<<<<

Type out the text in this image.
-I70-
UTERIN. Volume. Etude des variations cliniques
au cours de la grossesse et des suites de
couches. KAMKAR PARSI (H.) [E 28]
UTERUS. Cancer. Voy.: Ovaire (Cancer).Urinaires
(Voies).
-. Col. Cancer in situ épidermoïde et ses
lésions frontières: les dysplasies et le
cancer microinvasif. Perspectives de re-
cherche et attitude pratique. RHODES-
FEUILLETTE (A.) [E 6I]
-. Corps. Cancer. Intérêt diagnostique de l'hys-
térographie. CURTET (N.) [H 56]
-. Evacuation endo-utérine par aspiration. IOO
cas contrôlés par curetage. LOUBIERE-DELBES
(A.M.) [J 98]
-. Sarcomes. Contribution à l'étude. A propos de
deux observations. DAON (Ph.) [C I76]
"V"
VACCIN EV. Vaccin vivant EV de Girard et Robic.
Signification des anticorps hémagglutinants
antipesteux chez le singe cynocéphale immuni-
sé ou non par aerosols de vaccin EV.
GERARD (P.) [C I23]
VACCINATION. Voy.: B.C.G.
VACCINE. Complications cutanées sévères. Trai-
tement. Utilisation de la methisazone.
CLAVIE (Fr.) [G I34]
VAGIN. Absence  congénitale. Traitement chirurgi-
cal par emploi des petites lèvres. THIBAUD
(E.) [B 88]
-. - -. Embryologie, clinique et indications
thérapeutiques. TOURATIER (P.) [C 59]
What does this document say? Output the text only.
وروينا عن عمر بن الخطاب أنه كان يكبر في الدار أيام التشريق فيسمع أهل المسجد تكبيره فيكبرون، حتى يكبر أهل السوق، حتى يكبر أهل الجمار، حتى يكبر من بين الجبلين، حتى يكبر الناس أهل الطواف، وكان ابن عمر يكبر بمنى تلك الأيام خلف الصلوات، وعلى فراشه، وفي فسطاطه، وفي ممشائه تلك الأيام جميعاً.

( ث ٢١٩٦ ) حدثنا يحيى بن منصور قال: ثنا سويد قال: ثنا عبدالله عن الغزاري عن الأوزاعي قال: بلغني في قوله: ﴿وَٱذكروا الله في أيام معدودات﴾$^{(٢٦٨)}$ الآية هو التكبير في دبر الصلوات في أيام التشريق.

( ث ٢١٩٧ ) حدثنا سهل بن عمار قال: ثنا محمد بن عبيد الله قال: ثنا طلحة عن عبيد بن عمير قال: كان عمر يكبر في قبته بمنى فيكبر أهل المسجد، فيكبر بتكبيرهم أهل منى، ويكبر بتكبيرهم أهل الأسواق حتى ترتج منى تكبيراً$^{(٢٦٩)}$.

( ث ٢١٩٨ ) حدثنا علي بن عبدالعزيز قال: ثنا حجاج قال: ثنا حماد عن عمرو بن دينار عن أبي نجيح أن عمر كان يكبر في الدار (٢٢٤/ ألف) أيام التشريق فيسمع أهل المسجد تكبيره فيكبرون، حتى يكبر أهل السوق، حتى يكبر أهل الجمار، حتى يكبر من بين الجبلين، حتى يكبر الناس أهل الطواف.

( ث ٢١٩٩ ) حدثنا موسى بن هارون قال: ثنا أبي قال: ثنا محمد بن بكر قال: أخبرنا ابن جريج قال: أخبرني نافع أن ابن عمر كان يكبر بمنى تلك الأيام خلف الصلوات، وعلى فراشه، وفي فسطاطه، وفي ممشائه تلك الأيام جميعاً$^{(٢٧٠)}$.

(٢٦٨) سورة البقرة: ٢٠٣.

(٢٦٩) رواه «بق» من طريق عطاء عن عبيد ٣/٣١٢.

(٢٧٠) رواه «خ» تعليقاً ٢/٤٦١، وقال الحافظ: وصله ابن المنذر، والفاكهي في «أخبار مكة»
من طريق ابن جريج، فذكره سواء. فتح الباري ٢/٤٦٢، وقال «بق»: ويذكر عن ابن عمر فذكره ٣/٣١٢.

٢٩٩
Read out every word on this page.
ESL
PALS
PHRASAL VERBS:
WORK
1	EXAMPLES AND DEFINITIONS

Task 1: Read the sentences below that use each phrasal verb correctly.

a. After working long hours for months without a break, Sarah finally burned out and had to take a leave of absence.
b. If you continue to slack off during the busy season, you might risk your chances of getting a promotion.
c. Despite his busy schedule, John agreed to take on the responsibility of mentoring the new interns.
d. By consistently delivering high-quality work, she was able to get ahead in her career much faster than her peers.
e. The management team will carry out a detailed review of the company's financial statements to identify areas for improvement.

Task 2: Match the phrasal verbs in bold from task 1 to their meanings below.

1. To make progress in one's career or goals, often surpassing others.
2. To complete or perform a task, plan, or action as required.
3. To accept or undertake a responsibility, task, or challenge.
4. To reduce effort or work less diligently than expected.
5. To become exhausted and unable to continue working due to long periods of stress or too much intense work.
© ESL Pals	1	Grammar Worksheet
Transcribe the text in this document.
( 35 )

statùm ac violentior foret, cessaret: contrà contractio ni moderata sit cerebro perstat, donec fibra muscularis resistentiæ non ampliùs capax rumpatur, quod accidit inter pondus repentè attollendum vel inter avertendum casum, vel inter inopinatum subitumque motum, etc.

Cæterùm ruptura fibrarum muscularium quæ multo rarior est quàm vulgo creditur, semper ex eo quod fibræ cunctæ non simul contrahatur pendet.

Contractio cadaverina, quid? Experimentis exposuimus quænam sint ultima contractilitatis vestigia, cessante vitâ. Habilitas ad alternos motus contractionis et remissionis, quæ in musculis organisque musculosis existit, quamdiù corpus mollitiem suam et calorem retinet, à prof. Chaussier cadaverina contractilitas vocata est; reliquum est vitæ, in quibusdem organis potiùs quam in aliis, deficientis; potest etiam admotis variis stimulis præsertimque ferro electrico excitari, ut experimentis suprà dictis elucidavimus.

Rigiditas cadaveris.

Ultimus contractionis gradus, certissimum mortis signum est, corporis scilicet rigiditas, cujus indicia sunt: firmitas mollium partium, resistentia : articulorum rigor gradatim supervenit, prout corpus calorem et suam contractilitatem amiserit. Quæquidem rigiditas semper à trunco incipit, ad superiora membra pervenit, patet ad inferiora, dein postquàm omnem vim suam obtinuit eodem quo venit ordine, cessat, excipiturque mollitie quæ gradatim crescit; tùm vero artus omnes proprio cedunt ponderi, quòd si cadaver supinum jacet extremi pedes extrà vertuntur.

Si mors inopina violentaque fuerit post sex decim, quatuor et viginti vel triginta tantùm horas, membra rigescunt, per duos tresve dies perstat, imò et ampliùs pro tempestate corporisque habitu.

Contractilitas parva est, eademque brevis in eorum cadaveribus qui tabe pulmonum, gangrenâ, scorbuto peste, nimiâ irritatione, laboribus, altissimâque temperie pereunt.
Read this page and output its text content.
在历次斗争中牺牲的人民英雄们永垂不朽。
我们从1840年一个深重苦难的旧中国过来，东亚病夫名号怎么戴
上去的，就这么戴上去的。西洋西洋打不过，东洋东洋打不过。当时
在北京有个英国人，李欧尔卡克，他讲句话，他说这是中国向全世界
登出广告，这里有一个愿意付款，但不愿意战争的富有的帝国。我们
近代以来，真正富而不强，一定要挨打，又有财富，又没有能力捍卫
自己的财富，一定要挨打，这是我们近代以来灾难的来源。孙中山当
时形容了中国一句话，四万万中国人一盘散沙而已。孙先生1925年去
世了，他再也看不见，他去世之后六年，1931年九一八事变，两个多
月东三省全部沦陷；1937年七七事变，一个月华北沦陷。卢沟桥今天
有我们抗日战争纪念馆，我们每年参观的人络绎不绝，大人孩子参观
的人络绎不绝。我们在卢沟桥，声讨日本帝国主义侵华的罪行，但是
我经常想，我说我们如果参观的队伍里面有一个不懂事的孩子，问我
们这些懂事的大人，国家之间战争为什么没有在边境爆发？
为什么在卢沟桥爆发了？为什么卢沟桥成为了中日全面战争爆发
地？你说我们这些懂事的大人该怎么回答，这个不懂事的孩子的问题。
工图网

>>>>

- **PROBLEM DETAILS**:
State the number of lines above that hold the string "busy", with nothing added.

- **SOLUTION FOR THIS TASK**:
2